__TASK TO COMPLETE__
Read the material below. Count the lines containing "this" and give that count alone.

══ EXTRACTED INFORMATION

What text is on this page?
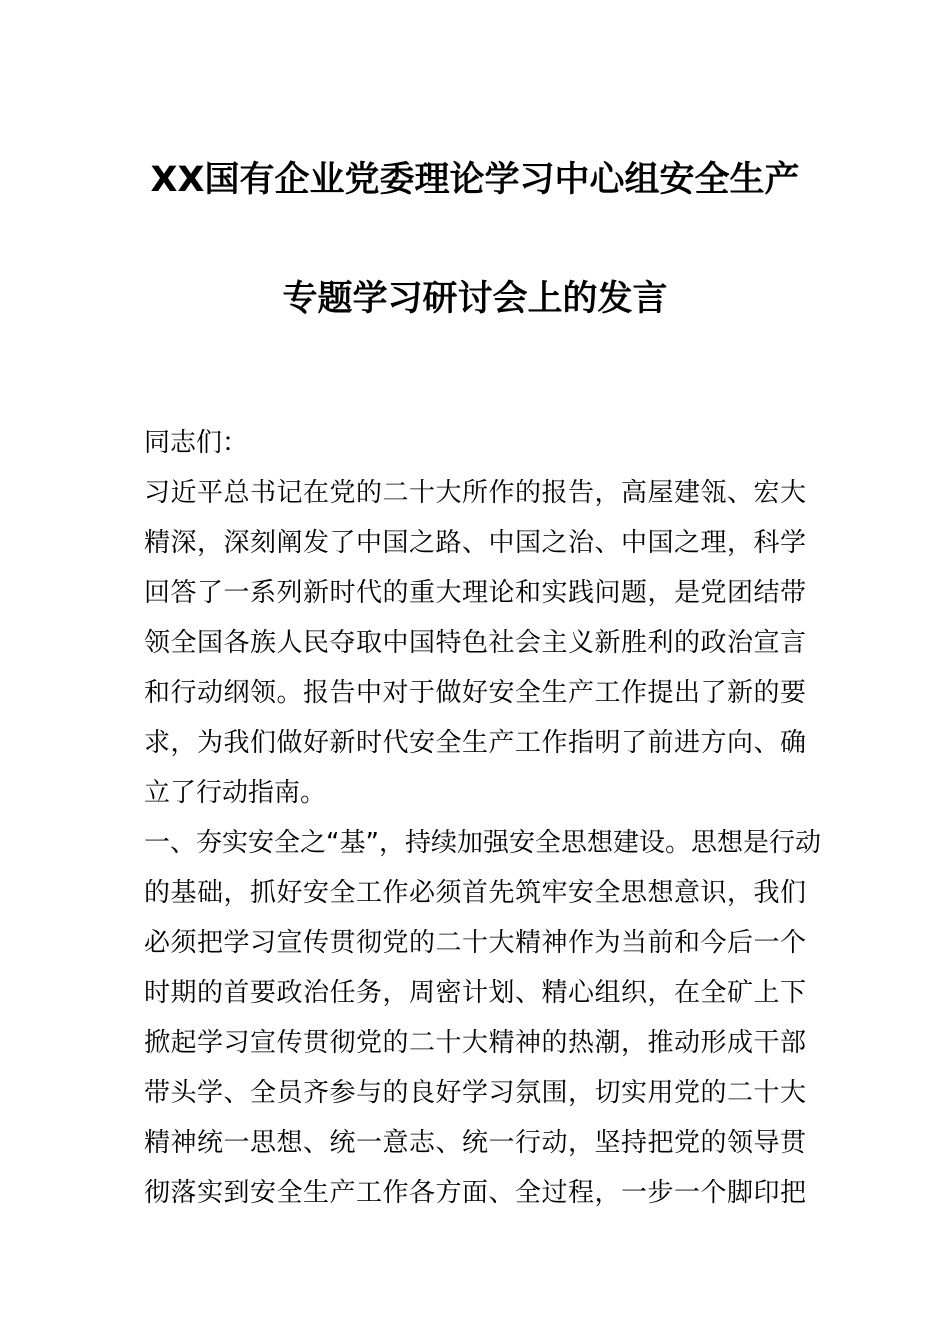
XX国有企业党委理论学习中心组安全生产
专题学习研讨会上的发言
同志们：
习近平总书记在党的二十大所作的报告，高屋建瓴、宏大
精深，深刻阐发了中国之路、中国之治、中国之理，科学
回答了一系列新时代的重大理论和实践问题，是党团结带
领全国各族人民夺取中国特色社会主义新胜利的政治宣言
和行动纲领。报告中对于做好安全生产工作提出了新的要
求，为我们做好新时代安全生产工作指明了前进方向、确
立了行动指南。
一、夯实安全之“基”，持续加强安全思想建设。思想是行动
的基础，抓好安全工作必须首先筑牢安全思想意识，我们
必须把学习宣传贯彻党的二十大精神作为当前和今后一个
时期的首要政治任务，周密计划、精心组织，在全矿上下
掀起学习宣传贯彻党的二十大精神的热潮，推动形成干部
带头学、全员齐参与的良好学习氛围，切实用党的二十大
精神统一思想、统一意志、统一行动，坚持把党的领导贯
彻落实到安全生产工作各方面、全过程，一步一个脚印把
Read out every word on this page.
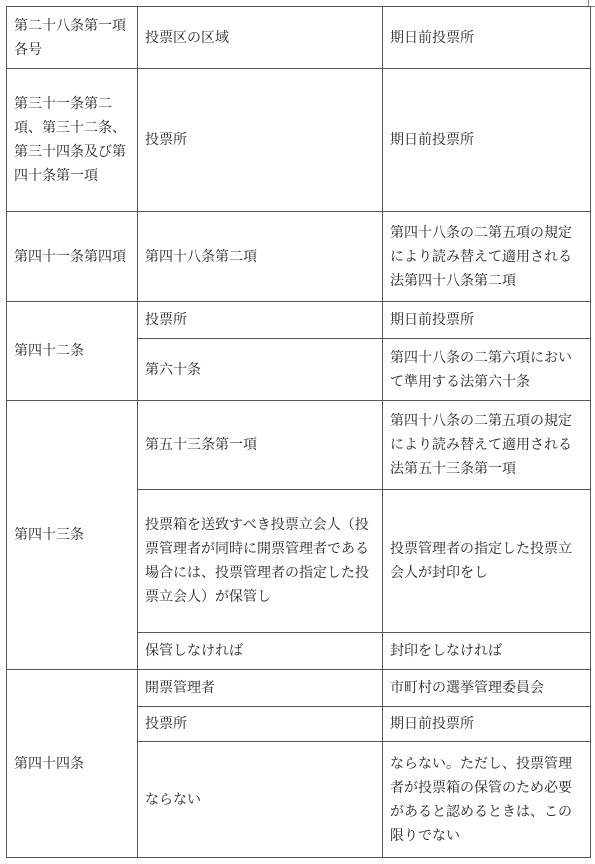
第二十八条第一項各号	投票区の区域	期日前投票所
第三十一条第二項、第三十二条、第三十四条及び第四十条第一項	投票所	期日前投票所
第四十一条第四項	第四十八条第二項	第四十八条の二第五項の規定により読み替えて適用される法第四十八条第二項
第四十二条	投票所	期日前投票所
	第六十条	第四十八条の二第六項において準用する法第六十条
第四十三条	第五十三条第一項	第四十八条の二第五項の規定により読み替えて適用される法第五十三条第一項
	投票箱を送致すべき投票立会人（投票管理者が同時に開票管理者である場合には、投票管理者の指定した投票立会人）が保管し	投票管理者の指定した投票立会人が封印をし
	保管しなければ	封印をしなければ
第四十四条	開票管理者	市町村の選挙管理委員会
	投票所	期日前投票所
	ならない	ならない。ただし、投票管理者が投票箱の保管のため必要があると認めるときは、この限りでない
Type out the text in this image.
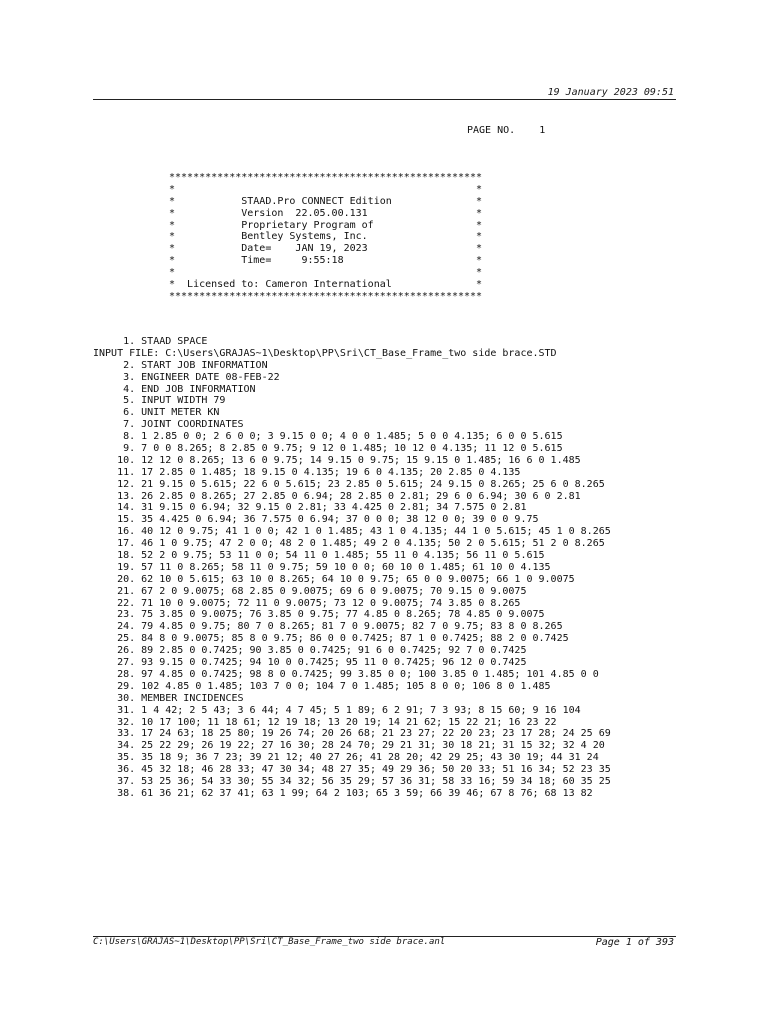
19 January 2023 09:51
PAGE NO.    1
****************************************************
*                                                  *
*           STAAD.Pro CONNECT Edition              *
*           Version  22.05.00.131                  *
*           Proprietary Program of                 *
*           Bentley Systems, Inc.                  *
*           Date=    JAN 19, 2023                  *
*           Time=     9:55:18                      *
*                                                  *
*  Licensed to: Cameron International              *
****************************************************
1. STAAD SPACE
INPUT FILE: C:\Users\GRAJAS~1\Desktop\PP\Sri\CT_Base_Frame_two side brace.STD
2. START JOB INFORMATION
3. ENGINEER DATE 08-FEB-22
4. END JOB INFORMATION
5. INPUT WIDTH 79
6. UNIT METER KN
7. JOINT COORDINATES
8. 1 2.85 0 0; 2 6 0 0; 3 9.15 0 0; 4 0 0 1.485; 5 0 0 4.135; 6 0 0 5.615
9. 7 0 0 8.265; 8 2.85 0 9.75; 9 12 0 1.485; 10 12 0 4.135; 11 12 0 5.615
10. 12 12 0 8.265; 13 6 0 9.75; 14 9.15 0 9.75; 15 9.15 0 1.485; 16 6 0 1.485
11. 17 2.85 0 1.485; 18 9.15 0 4.135; 19 6 0 4.135; 20 2.85 0 4.135
12. 21 9.15 0 5.615; 22 6 0 5.615; 23 2.85 0 5.615; 24 9.15 0 8.265; 25 6 0 8.265
13. 26 2.85 0 8.265; 27 2.85 0 6.94; 28 2.85 0 2.81; 29 6 0 6.94; 30 6 0 2.81
14. 31 9.15 0 6.94; 32 9.15 0 2.81; 33 4.425 0 2.81; 34 7.575 0 2.81
15. 35 4.425 0 6.94; 36 7.575 0 6.94; 37 0 0 0; 38 12 0 0; 39 0 0 9.75
16. 40 12 0 9.75; 41 1 0 0; 42 1 0 1.485; 43 1 0 4.135; 44 1 0 5.615; 45 1 0 8.265
17. 46 1 0 9.75; 47 2 0 0; 48 2 0 1.485; 49 2 0 4.135; 50 2 0 5.615; 51 2 0 8.265
18. 52 2 0 9.75; 53 11 0 0; 54 11 0 1.485; 55 11 0 4.135; 56 11 0 5.615
19. 57 11 0 8.265; 58 11 0 9.75; 59 10 0 0; 60 10 0 1.485; 61 10 0 4.135
20. 62 10 0 5.615; 63 10 0 8.265; 64 10 0 9.75; 65 0 0 9.0075; 66 1 0 9.0075
21. 67 2 0 9.0075; 68 2.85 0 9.0075; 69 6 0 9.0075; 70 9.15 0 9.0075
22. 71 10 0 9.0075; 72 11 0 9.0075; 73 12 0 9.0075; 74 3.85 0 8.265
23. 75 3.85 0 9.0075; 76 3.85 0 9.75; 77 4.85 0 8.265; 78 4.85 0 9.0075
24. 79 4.85 0 9.75; 80 7 0 8.265; 81 7 0 9.0075; 82 7 0 9.75; 83 8 0 8.265
25. 84 8 0 9.0075; 85 8 0 9.75; 86 0 0 0.7425; 87 1 0 0.7425; 88 2 0 0.7425
26. 89 2.85 0 0.7425; 90 3.85 0 0.7425; 91 6 0 0.7425; 92 7 0 0.7425
27. 93 9.15 0 0.7425; 94 10 0 0.7425; 95 11 0 0.7425; 96 12 0 0.7425
28. 97 4.85 0 0.7425; 98 8 0 0.7425; 99 3.85 0 0; 100 3.85 0 1.485; 101 4.85 0 0
29. 102 4.85 0 1.485; 103 7 0 0; 104 7 0 1.485; 105 8 0 0; 106 8 0 1.485
30. MEMBER INCIDENCES
31. 1 4 42; 2 5 43; 3 6 44; 4 7 45; 5 1 89; 6 2 91; 7 3 93; 8 15 60; 9 16 104
32. 10 17 100; 11 18 61; 12 19 18; 13 20 19; 14 21 62; 15 22 21; 16 23 22
33. 17 24 63; 18 25 80; 19 26 74; 20 26 68; 21 23 27; 22 20 23; 23 17 28; 24 25 69
34. 25 22 29; 26 19 22; 27 16 30; 28 24 70; 29 21 31; 30 18 21; 31 15 32; 32 4 20
35. 35 18 9; 36 7 23; 39 21 12; 40 27 26; 41 28 20; 42 29 25; 43 30 19; 44 31 24
36. 45 32 18; 46 28 33; 47 30 34; 48 27 35; 49 29 36; 50 20 33; 51 16 34; 52 23 35
37. 53 25 36; 54 33 30; 55 34 32; 56 35 29; 57 36 31; 58 33 16; 59 34 18; 60 35 25
38. 61 36 21; 62 37 41; 63 1 99; 64 2 103; 65 3 59; 66 39 46; 67 8 76; 68 13 82
C:\Users\GRAJAS~1\Desktop\PP\Sri\CT_Base_Frame_two side brace.anl	Page 1 of 393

════

__TASK OUTPUT__
3